> [Exercise details] Repeat the whole listing below, word for word.
══════
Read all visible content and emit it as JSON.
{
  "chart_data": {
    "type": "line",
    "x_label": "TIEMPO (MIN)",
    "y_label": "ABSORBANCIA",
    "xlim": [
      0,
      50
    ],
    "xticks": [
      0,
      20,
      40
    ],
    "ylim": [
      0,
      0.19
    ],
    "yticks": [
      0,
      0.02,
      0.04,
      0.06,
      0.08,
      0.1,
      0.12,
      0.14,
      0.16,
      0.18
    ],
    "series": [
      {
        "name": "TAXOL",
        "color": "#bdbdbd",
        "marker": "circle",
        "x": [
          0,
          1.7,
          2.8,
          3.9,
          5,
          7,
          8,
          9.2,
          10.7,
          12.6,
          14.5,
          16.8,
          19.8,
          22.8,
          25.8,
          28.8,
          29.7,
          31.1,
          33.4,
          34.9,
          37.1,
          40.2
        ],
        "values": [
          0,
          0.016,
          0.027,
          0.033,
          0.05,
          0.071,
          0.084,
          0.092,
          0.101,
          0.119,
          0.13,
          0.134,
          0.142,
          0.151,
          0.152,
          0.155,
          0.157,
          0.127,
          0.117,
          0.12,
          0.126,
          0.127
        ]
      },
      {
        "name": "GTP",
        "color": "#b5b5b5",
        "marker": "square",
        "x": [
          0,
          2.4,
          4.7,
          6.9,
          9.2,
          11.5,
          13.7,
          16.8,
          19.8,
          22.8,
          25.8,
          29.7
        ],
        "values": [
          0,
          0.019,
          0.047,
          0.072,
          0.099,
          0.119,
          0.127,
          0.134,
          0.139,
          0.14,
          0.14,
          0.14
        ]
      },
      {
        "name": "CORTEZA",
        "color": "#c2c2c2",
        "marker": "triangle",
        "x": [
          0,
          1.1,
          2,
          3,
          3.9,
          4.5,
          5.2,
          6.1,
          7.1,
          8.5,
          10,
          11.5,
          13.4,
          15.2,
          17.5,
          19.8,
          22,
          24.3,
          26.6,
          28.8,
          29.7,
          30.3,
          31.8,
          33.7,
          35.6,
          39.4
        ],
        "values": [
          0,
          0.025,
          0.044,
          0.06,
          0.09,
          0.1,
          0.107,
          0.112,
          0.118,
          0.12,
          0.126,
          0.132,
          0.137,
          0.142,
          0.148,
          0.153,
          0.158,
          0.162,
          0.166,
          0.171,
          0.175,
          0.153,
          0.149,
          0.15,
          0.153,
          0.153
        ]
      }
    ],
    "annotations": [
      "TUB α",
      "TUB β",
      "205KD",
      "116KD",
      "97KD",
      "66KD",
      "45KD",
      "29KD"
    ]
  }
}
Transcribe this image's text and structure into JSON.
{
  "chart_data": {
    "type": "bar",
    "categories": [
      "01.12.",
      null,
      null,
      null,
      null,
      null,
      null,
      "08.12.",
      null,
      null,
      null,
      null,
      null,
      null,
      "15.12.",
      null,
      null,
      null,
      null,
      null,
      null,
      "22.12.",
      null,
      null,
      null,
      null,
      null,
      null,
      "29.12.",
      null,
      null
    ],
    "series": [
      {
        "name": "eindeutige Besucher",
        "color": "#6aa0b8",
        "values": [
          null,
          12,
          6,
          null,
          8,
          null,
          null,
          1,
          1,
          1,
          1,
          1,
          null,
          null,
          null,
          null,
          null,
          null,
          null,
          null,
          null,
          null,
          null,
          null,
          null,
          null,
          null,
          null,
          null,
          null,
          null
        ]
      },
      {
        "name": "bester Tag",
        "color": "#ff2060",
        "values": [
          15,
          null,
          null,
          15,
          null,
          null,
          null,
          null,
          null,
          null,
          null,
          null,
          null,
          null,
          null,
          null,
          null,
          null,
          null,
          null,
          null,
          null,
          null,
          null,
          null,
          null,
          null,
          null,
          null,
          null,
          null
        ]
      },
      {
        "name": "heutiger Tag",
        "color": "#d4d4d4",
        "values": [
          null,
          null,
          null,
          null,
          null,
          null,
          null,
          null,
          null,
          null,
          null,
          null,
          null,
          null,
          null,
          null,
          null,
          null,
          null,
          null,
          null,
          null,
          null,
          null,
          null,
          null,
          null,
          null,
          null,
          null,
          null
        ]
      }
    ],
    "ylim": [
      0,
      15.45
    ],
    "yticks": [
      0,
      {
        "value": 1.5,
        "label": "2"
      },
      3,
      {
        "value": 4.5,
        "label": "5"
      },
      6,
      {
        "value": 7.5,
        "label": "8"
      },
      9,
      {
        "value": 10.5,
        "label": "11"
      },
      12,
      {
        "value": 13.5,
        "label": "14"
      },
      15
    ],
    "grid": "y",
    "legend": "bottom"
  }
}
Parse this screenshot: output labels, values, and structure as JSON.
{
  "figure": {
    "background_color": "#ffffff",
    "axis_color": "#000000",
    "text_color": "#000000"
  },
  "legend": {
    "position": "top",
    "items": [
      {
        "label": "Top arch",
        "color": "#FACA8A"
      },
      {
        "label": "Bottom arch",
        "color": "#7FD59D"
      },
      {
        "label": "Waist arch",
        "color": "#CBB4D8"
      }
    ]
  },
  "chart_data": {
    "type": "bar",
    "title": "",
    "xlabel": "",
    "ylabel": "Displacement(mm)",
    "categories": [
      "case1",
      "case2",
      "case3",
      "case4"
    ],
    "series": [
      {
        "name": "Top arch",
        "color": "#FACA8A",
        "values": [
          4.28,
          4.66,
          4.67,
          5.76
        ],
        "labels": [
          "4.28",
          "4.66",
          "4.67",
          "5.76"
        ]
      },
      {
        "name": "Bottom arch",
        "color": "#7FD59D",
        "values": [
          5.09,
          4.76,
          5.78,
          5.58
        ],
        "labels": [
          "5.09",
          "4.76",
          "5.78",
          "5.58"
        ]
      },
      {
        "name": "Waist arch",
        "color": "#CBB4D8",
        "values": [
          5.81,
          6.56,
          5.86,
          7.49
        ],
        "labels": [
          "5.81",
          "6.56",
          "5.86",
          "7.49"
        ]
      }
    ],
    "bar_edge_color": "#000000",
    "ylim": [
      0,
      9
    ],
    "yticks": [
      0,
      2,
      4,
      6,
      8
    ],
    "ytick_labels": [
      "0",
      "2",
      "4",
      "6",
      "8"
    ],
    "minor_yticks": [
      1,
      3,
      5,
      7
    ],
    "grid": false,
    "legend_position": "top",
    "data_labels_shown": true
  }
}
══════
> [Written solution]
Read all visible content and emit it as JSON.
{
  "chart_data": {
    "type": "line",
    "x_label": "TIEMPO (MIN)",
    "y_label": "ABSORBANCIA",
    "xlim": [
      0,
      50
    ],
    "xticks": [
      0,
      20,
      40
    ],
    "ylim": [
      0,
      0.19
    ],
    "yticks": [
      0,
      0.02,
      0.04,
      0.06,
      0.08,
      0.1,
      0.12,
      0.14,
      0.16,
      0.18
    ],
    "series": [
      {
        "name": "TAXOL",
        "color": "#bdbdbd",
        "marker": "circle",
        "x": [
          0,
          1.7,
          2.8,
          3.9,
          5,
          7,
          8,
          9.2,
          10.7,
          12.6,
          14.5,
          16.8,
          19.8,
          22.8,
          25.8,
          28.8,
          29.7,
          31.1,
          33.4,
          34.9,
          37.1,
          40.2
        ],
        "values": [
          0,
          0.016,
          0.027,
          0.033,
          0.05,
          0.071,
          0.084,
          0.092,
          0.101,
          0.119,
          0.13,
          0.134,
          0.142,
          0.151,
          0.152,
          0.155,
          0.157,
          0.127,
          0.117,
          0.12,
          0.126,
          0.127
        ]
      },
      {
        "name": "GTP",
        "color": "#b5b5b5",
        "marker": "square",
        "x": [
          0,
          2.4,
          4.7,
          6.9,
          9.2,
          11.5,
          13.7,
          16.8,
          19.8,
          22.8,
          25.8,
          29.7
        ],
        "values": [
          0,
          0.019,
          0.047,
          0.072,
          0.099,
          0.119,
          0.127,
          0.134,
          0.139,
          0.14,
          0.14,
          0.14
        ]
      },
      {
        "name": "CORTEZA",
        "color": "#c2c2c2",
        "marker": "triangle",
        "x": [
          0,
          1.1,
          2,
          3,
          3.9,
          4.5,
          5.2,
          6.1,
          7.1,
          8.5,
          10,
          11.5,
          13.4,
          15.2,
          17.5,
          19.8,
          22,
          24.3,
          26.6,
          28.8,
          29.7,
          30.3,
          31.8,
          33.7,
          35.6,
          39.4
        ],
        "values": [
          0,
          0.025,
          0.044,
          0.06,
          0.09,
          0.1,
          0.107,
          0.112,
          0.118,
          0.12,
          0.126,
          0.132,
          0.137,
          0.142,
          0.148,
          0.153,
          0.158,
          0.162,
          0.166,
          0.171,
          0.175,
          0.153,
          0.149,
          0.15,
          0.153,
          0.153
        ]
      }
    ],
    "annotations": [
      "TUB α",
      "TUB β",
      "205KD",
      "116KD",
      "97KD",
      "66KD",
      "45KD",
      "29KD"
    ]
  }
}
Transcribe this image's text and structure into JSON.
{
  "chart_data": {
    "type": "bar",
    "categories": [
      "01.12.",
      null,
      null,
      null,
      null,
      null,
      null,
      "08.12.",
      null,
      null,
      null,
      null,
      null,
      null,
      "15.12.",
      null,
      null,
      null,
      null,
      null,
      null,
      "22.12.",
      null,
      null,
      null,
      null,
      null,
      null,
      "29.12.",
      null,
      null
    ],
    "series": [
      {
        "name": "eindeutige Besucher",
        "color": "#6aa0b8",
        "values": [
          null,
          12,
          6,
          null,
          8,
          null,
          null,
          1,
          1,
          1,
          1,
          1,
          null,
          null,
          null,
          null,
          null,
          null,
          null,
          null,
          null,
          null,
          null,
          null,
          null,
          null,
          null,
          null,
          null,
          null,
          null
        ]
      },
      {
        "name": "bester Tag",
        "color": "#ff2060",
        "values": [
          15,
          null,
          null,
          15,
          null,
          null,
          null,
          null,
          null,
          null,
          null,
          null,
          null,
          null,
          null,
          null,
          null,
          null,
          null,
          null,
          null,
          null,
          null,
          null,
          null,
          null,
          null,
          null,
          null,
          null,
          null
        ]
      },
      {
        "name": "heutiger Tag",
        "color": "#d4d4d4",
        "values": [
          null,
          null,
          null,
          null,
          null,
          null,
          null,
          null,
          null,
          null,
          null,
          null,
          null,
          null,
          null,
          null,
          null,
          null,
          null,
          null,
          null,
          null,
          null,
          null,
          null,
          null,
          null,
          null,
          null,
          null,
          null
        ]
      }
    ],
    "ylim": [
      0,
      15.45
    ],
    "yticks": [
      0,
      {
        "value": 1.5,
        "label": "2"
      },
      3,
      {
        "value": 4.5,
        "label": "5"
      },
      6,
      {
        "value": 7.5,
        "label": "8"
      },
      9,
      {
        "value": 10.5,
        "label": "11"
      },
      12,
      {
        "value": 13.5,
        "label": "14"
      },
      15
    ],
    "grid": "y",
    "legend": "bottom"
  }
}
Parse this screenshot: output labels, values, and structure as JSON.
{
  "figure": {
    "background_color": "#ffffff",
    "axis_color": "#000000",
    "text_color": "#000000"
  },
  "legend": {
    "position": "top",
    "items": [
      {
        "label": "Top arch",
        "color": "#FACA8A"
      },
      {
        "label": "Bottom arch",
        "color": "#7FD59D"
      },
      {
        "label": "Waist arch",
        "color": "#CBB4D8"
      }
    ]
  },
  "chart_data": {
    "type": "bar",
    "title": "",
    "xlabel": "",
    "ylabel": "Displacement(mm)",
    "categories": [
      "case1",
      "case2",
      "case3",
      "case4"
    ],
    "series": [
      {
        "name": "Top arch",
        "color": "#FACA8A",
        "values": [
          4.28,
          4.66,
          4.67,
          5.76
        ],
        "labels": [
          "4.28",
          "4.66",
          "4.67",
          "5.76"
        ]
      },
      {
        "name": "Bottom arch",
        "color": "#7FD59D",
        "values": [
          5.09,
          4.76,
          5.78,
          5.58
        ],
        "labels": [
          "5.09",
          "4.76",
          "5.78",
          "5.58"
        ]
      },
      {
        "name": "Waist arch",
        "color": "#CBB4D8",
        "values": [
          5.81,
          6.56,
          5.86,
          7.49
        ],
        "labels": [
          "5.81",
          "6.56",
          "5.86",
          "7.49"
        ]
      }
    ],
    "bar_edge_color": "#000000",
    "ylim": [
      0,
      9
    ],
    "yticks": [
      0,
      2,
      4,
      6,
      8
    ],
    "ytick_labels": [
      "0",
      "2",
      "4",
      "6",
      "8"
    ],
    "minor_yticks": [
      1,
      3,
      5,
      7
    ],
    "grid": false,
    "legend_position": "top",
    "data_labels_shown": true
  }
}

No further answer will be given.